Can you retype every record below exactly as written?

------ Information supplied ------

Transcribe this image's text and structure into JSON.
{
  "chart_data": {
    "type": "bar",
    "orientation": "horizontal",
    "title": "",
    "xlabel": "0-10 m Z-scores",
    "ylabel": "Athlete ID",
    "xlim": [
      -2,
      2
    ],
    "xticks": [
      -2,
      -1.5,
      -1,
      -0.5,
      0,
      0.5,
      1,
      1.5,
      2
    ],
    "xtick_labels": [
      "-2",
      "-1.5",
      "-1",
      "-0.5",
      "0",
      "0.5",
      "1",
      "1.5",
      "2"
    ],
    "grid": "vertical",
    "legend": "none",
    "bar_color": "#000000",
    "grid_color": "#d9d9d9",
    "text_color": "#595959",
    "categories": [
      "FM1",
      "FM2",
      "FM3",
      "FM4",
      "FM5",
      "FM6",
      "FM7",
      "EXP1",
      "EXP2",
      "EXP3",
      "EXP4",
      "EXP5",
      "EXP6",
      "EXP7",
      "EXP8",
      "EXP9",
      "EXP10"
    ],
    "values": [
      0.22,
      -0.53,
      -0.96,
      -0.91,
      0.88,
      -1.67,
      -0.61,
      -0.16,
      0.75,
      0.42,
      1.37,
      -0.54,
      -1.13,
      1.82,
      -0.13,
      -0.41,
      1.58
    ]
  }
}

------

**Exercise answer**
Transcribe this image's text and structure into JSON.
{
  "chart_data": {
    "type": "bar",
    "orientation": "horizontal",
    "title": "",
    "xlabel": "0-10 m Z-scores",
    "ylabel": "Athlete ID",
    "xlim": [
      -2,
      2
    ],
    "xticks": [
      -2,
      -1.5,
      -1,
      -0.5,
      0,
      0.5,
      1,
      1.5,
      2
    ],
    "xtick_labels": [
      "-2",
      "-1.5",
      "-1",
      "-0.5",
      "0",
      "0.5",
      "1",
      "1.5",
      "2"
    ],
    "grid": "vertical",
    "legend": "none",
    "bar_color": "#000000",
    "grid_color": "#d9d9d9",
    "text_color": "#595959",
    "categories": [
      "FM1",
      "FM2",
      "FM3",
      "FM4",
      "FM5",
      "FM6",
      "FM7",
      "EXP1",
      "EXP2",
      "EXP3",
      "EXP4",
      "EXP5",
      "EXP6",
      "EXP7",
      "EXP8",
      "EXP9",
      "EXP10"
    ],
    "values": [
      0.22,
      -0.53,
      -0.96,
      -0.91,
      0.88,
      -1.67,
      -0.61,
      -0.16,
      0.75,
      0.42,
      1.37,
      -0.54,
      -1.13,
      1.82,
      -0.13,
      -0.41,
      1.58
    ]
  }
}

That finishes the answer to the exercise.